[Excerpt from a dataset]

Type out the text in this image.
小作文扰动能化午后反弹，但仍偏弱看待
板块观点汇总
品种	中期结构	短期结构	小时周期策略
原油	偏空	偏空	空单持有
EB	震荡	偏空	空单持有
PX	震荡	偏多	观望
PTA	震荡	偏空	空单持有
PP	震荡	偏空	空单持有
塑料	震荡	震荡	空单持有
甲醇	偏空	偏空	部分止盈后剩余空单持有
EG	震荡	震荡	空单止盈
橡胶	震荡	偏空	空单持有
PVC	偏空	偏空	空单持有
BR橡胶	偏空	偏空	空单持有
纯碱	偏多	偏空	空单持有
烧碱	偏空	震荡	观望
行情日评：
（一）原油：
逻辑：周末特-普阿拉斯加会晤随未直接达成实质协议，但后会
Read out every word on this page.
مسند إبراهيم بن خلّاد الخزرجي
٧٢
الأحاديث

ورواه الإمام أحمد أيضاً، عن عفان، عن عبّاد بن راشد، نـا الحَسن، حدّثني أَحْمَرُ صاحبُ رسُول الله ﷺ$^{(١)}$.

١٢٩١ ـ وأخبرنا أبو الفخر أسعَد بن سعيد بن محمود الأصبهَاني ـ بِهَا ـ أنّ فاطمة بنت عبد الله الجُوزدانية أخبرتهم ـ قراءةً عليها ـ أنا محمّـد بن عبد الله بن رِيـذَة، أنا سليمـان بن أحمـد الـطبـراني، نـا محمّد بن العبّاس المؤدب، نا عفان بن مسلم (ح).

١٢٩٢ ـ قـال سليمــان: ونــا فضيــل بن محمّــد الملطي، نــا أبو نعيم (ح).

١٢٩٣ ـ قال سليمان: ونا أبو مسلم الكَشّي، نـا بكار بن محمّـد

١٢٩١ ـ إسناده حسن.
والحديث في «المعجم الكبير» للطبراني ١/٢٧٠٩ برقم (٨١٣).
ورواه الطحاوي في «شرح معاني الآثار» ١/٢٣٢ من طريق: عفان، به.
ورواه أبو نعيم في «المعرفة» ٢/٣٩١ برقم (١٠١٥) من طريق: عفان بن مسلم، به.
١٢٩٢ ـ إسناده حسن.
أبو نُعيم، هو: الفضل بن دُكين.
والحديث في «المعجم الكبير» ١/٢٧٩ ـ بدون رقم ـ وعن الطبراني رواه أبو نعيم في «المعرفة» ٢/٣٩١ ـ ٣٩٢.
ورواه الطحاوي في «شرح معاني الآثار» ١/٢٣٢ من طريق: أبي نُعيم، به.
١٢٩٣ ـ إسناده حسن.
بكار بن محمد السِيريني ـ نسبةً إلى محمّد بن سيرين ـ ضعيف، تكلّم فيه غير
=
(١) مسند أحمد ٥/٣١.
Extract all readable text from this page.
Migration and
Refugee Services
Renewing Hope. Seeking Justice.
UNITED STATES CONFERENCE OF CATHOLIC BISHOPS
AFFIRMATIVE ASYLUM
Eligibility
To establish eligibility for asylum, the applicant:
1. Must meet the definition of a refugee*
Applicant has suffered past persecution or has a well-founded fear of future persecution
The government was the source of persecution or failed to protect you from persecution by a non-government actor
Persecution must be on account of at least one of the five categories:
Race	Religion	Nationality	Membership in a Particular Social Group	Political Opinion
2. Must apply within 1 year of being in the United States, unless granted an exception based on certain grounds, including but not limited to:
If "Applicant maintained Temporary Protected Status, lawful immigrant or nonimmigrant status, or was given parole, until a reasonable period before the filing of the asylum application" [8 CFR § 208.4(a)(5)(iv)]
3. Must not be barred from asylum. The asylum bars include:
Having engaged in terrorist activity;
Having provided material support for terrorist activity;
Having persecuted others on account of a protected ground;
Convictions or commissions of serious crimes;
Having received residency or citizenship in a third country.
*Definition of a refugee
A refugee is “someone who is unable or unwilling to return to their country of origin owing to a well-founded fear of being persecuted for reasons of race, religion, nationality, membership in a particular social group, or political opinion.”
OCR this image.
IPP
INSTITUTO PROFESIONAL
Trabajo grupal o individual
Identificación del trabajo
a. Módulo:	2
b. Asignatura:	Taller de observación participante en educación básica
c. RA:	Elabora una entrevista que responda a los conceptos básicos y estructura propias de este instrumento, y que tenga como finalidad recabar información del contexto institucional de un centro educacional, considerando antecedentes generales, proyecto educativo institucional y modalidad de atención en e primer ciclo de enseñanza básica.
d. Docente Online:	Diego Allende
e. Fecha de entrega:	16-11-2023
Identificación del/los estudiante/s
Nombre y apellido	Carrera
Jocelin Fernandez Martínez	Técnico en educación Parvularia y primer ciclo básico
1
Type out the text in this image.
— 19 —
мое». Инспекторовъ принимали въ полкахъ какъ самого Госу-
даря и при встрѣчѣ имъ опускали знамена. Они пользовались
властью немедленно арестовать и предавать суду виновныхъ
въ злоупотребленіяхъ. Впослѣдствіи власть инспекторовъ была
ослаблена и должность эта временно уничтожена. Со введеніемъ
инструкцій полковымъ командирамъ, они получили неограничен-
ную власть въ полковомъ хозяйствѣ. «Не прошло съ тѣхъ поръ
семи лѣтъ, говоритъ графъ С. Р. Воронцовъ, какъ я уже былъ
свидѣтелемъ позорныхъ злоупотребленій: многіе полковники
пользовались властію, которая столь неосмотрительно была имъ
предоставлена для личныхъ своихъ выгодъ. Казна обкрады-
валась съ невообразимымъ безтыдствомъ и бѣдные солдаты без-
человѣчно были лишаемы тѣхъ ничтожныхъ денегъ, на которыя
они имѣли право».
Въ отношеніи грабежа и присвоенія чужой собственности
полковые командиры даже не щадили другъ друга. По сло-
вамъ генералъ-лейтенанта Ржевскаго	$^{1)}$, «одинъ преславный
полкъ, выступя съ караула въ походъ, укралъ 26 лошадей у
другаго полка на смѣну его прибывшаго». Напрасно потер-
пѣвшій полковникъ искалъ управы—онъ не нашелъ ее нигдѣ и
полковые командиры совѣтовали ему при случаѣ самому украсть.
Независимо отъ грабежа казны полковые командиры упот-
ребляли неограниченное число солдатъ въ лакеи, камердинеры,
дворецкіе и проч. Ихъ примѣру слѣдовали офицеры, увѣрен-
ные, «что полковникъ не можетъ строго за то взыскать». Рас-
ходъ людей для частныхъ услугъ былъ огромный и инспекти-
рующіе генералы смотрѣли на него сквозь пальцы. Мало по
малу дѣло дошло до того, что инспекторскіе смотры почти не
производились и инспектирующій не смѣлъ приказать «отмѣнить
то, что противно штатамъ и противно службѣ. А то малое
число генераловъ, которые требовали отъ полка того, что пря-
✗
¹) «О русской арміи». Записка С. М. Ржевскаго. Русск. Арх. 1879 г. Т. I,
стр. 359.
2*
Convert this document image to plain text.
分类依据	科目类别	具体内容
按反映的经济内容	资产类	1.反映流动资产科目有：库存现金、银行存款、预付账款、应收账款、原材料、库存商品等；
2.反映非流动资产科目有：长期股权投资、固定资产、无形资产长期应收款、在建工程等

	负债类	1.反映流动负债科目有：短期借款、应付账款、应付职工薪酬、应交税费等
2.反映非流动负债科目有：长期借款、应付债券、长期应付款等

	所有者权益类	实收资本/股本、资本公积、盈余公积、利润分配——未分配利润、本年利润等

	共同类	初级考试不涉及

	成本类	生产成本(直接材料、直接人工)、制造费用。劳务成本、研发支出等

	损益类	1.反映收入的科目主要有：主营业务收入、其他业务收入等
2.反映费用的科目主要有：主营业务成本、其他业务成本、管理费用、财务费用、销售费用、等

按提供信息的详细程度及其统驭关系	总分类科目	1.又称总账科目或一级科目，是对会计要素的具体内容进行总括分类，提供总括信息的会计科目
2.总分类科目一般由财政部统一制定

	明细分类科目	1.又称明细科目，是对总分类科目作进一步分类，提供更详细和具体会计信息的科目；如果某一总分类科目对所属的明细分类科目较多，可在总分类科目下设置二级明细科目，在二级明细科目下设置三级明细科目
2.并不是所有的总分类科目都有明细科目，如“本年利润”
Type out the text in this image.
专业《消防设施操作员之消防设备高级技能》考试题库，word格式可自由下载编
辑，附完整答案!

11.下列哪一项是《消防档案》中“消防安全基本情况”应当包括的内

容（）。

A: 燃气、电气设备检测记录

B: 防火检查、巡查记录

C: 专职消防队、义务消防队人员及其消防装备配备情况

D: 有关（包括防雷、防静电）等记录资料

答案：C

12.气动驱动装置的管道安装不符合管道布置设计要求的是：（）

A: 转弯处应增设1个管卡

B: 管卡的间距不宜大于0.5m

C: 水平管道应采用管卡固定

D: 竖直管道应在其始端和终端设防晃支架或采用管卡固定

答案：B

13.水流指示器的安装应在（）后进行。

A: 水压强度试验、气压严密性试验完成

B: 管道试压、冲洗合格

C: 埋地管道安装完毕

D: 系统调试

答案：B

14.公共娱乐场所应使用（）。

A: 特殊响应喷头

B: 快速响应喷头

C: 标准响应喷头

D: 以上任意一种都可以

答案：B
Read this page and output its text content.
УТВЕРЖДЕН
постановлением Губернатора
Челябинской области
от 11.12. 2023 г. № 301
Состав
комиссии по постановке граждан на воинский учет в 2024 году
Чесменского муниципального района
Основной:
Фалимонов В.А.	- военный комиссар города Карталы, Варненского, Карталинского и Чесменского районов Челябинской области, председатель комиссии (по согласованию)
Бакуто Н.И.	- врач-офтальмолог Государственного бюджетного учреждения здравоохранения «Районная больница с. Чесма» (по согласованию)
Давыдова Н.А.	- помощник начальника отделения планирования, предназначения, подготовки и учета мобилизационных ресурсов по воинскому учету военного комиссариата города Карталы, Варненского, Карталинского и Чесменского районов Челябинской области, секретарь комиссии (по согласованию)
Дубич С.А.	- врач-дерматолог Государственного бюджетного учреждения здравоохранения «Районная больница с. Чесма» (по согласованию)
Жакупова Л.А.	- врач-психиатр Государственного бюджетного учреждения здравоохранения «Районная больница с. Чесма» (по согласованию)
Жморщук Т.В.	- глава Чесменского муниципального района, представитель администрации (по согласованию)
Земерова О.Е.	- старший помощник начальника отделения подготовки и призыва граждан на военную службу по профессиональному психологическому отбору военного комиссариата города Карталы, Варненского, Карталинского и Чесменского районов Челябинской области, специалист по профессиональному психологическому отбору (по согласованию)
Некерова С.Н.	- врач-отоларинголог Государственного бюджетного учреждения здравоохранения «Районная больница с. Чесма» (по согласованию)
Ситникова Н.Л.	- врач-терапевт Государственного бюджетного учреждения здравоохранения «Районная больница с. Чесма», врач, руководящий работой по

» DIRECTIONS FOR THIS TASK
Filter the listing above by the word "Карталинского"; copy each line that passes.

» THE OUTPUT
Фалимонов В.А.	- военный комиссар города Карталы, Варненского, Карталинского и Чесменского районов Челябинской области, председатель комиссии (по согласованию)
Давыдова Н.А.	- помощник начальника отделения планирования, предназначения, подготовки и учета мобилизационных ресурсов по воинскому учету военного комиссариата города Карталы, Варненского, Карталинского и Чесменского районов Челябинской области, секретарь комиссии (по согласованию)
Земерова О.Е.	- старший помощник начальника отделения подготовки и призыва граждан на военную службу по профессиональному психологическому отбору военного комиссариата города Карталы, Варненского, Карталинского и Чесменского районов Челябинской области, специалист по профессиональному психологическому отбору (по согласованию)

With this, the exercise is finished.